**Information supplied**
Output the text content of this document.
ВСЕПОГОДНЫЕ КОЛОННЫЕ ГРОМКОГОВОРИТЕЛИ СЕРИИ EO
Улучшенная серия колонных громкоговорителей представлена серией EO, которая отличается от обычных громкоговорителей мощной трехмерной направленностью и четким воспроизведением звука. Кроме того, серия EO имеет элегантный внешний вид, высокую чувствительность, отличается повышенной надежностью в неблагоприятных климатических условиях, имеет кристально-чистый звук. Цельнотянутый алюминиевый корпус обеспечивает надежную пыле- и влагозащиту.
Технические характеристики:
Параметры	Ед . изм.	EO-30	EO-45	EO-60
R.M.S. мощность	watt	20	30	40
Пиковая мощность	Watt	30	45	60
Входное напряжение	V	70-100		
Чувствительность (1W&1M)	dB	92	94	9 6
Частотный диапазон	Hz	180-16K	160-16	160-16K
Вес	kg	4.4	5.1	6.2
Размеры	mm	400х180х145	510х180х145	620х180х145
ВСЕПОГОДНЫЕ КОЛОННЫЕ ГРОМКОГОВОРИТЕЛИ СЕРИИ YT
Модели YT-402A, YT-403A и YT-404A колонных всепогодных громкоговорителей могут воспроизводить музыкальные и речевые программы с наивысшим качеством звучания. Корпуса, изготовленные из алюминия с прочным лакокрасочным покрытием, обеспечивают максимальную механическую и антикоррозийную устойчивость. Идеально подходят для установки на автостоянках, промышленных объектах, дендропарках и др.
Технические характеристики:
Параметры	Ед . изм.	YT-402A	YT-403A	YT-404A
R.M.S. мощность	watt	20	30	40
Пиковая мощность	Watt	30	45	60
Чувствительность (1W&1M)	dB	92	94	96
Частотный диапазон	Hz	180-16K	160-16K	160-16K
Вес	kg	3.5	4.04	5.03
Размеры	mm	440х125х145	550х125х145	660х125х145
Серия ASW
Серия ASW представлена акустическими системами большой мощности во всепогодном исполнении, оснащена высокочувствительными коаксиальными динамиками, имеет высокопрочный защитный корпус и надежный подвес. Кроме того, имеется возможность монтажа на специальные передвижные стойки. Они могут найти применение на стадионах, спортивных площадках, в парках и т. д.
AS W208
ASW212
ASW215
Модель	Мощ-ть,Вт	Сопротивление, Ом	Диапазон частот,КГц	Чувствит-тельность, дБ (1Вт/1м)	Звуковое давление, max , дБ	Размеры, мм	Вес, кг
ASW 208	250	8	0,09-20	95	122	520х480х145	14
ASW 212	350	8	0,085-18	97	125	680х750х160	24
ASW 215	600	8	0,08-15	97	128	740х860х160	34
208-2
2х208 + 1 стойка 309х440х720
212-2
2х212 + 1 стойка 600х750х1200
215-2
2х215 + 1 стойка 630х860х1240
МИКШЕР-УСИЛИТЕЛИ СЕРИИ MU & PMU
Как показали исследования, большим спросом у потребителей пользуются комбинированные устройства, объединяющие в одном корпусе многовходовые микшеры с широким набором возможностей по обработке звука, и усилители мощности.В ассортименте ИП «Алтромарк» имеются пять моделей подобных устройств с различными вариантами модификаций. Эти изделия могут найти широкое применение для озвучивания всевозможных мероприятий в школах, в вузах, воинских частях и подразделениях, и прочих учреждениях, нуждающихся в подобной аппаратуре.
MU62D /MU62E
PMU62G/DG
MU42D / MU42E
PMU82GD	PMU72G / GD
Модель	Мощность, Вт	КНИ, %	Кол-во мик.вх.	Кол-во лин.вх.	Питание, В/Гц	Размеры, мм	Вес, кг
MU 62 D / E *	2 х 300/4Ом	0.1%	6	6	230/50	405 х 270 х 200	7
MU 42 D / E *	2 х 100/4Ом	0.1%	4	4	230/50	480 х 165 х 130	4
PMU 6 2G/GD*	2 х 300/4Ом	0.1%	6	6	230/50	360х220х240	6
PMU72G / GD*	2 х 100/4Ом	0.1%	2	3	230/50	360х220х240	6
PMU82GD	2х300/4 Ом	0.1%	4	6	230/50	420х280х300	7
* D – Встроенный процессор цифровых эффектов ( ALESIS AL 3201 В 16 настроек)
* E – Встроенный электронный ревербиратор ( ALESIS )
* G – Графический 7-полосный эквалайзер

**Your instructions**
Report each line of the material above where the word "Модель" appears.

**Solution for this exercise**
Модель	Мощ-ть,Вт	Сопротивление, Ом	Диапазон частот,КГц	Чувствит-тельность, дБ (1Вт/1м)	Звуковое давление, max , дБ	Размеры, мм	Вес, кг
Модель	Мощность, Вт	КНИ, %	Кол-во мик.вх.	Кол-во лин.вх.	Питание, В/Гц	Размеры, мм	Вес, кг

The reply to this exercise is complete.